(Dataset items)

====

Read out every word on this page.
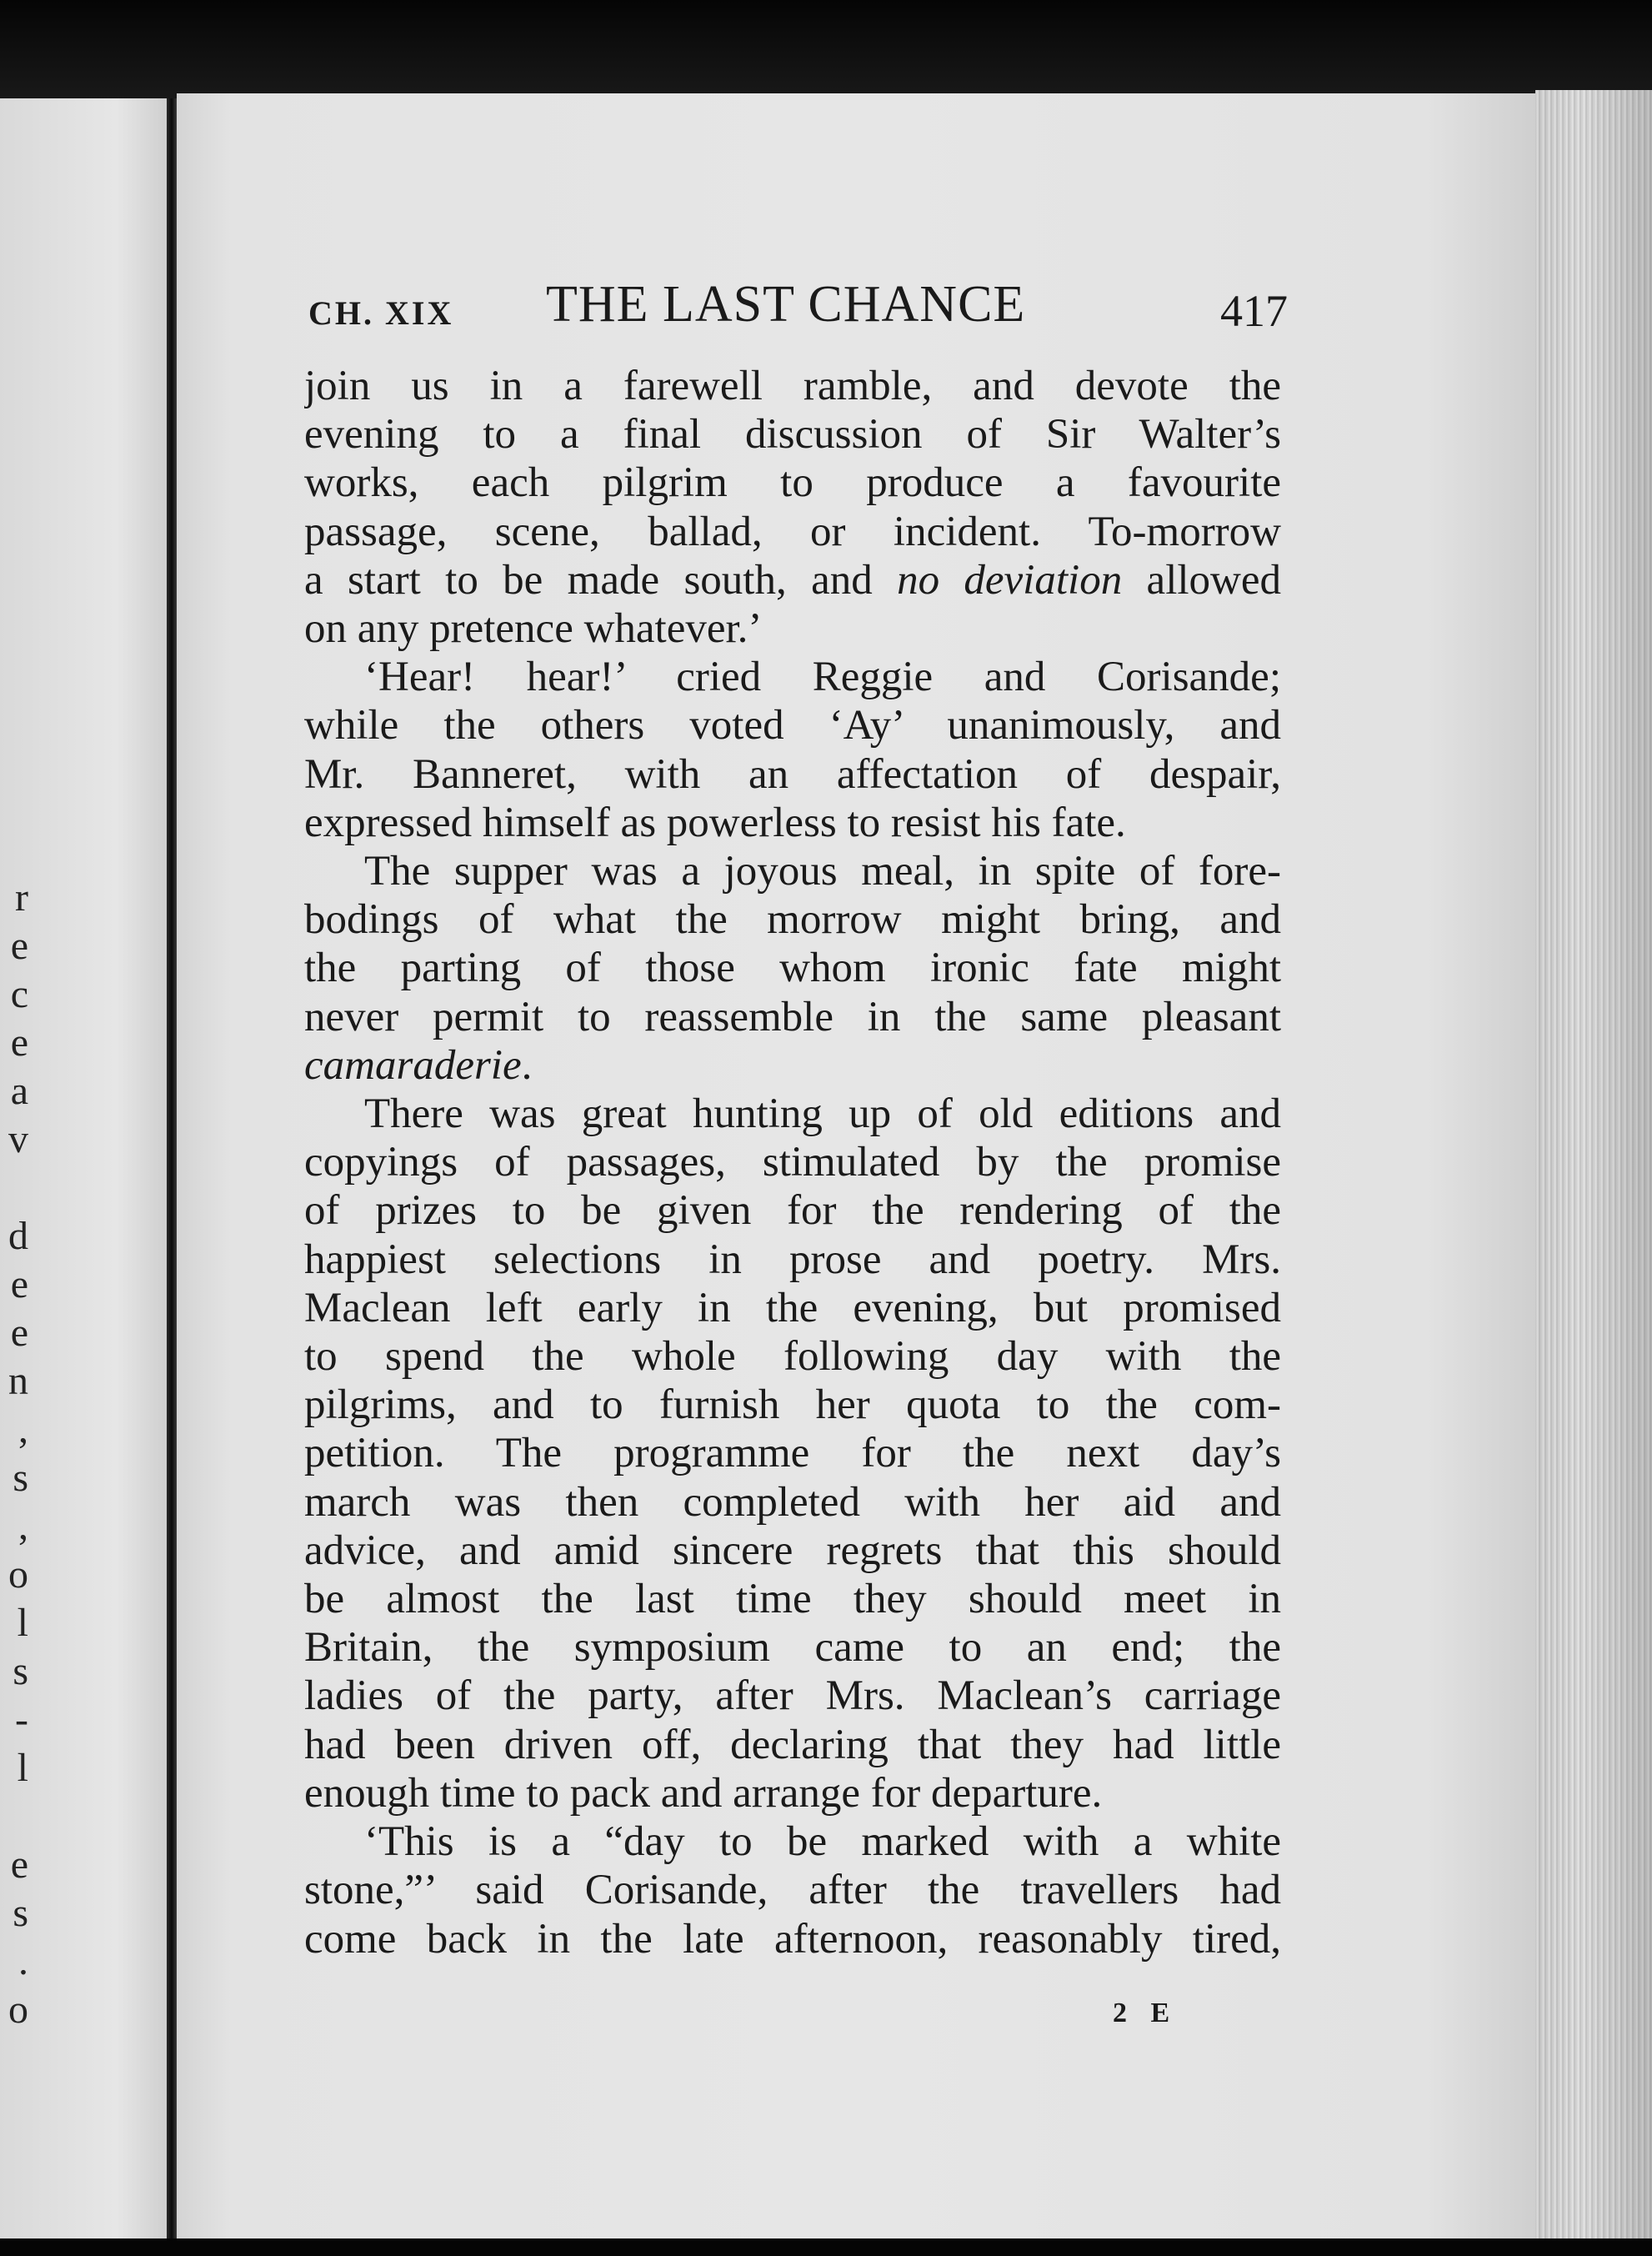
r
e
c
e
a
v

d
e
e
n
,
s
,
o
l
s
-
l

e
s
.
o
CH. XIX THE LAST CHANCE	417
join us in a farewell ramble, and devote the
evening to a final discussion of Sir Walter’s
works, each pilgrim to produce a favourite
passage, scene, ballad, or incident. To-morrow
a start to be made south, and no deviation allowed
on any pretence whatever.’
‘Hear! hear!’ cried Reggie and Corisande;
while the others voted ‘Ay’ unanimously, and
Mr. Banneret, with an affectation of despair,
expressed himself as powerless to resist his fate.
The supper was a joyous meal, in spite of fore-
bodings of what the morrow might bring, and
the parting of those whom ironic fate might
never permit to reassemble in the same pleasant
camaraderie.
There was great hunting up of old editions and
copyings of passages, stimulated by the promise
of prizes to be given for the rendering of the
happiest selections in prose and poetry. Mrs.
Maclean left early in the evening, but promised
to spend the whole following day with the
pilgrims, and to furnish her quota to the com-
petition. The programme for the next day’s
march was then completed with her aid and
advice, and amid sincere regrets that this should
be almost the last time they should meet in
Britain, the symposium came to an end; the
ladies of the party, after Mrs. Maclean’s carriage
had been driven off, declaring that they had little
enough time to pack and arrange for departure.
‘This is a “day to be marked with a white
stone,”’ said Corisande, after the travellers had
come back in the late afternoon, reasonably tired,
2 E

====

PROBLEM TO WORK ON » Filter the listing above for the string "might" and copy every matching line.

WRITTEN ANSWER »
bodings of what the morrow might bring, and
the parting of those whom ironic fate might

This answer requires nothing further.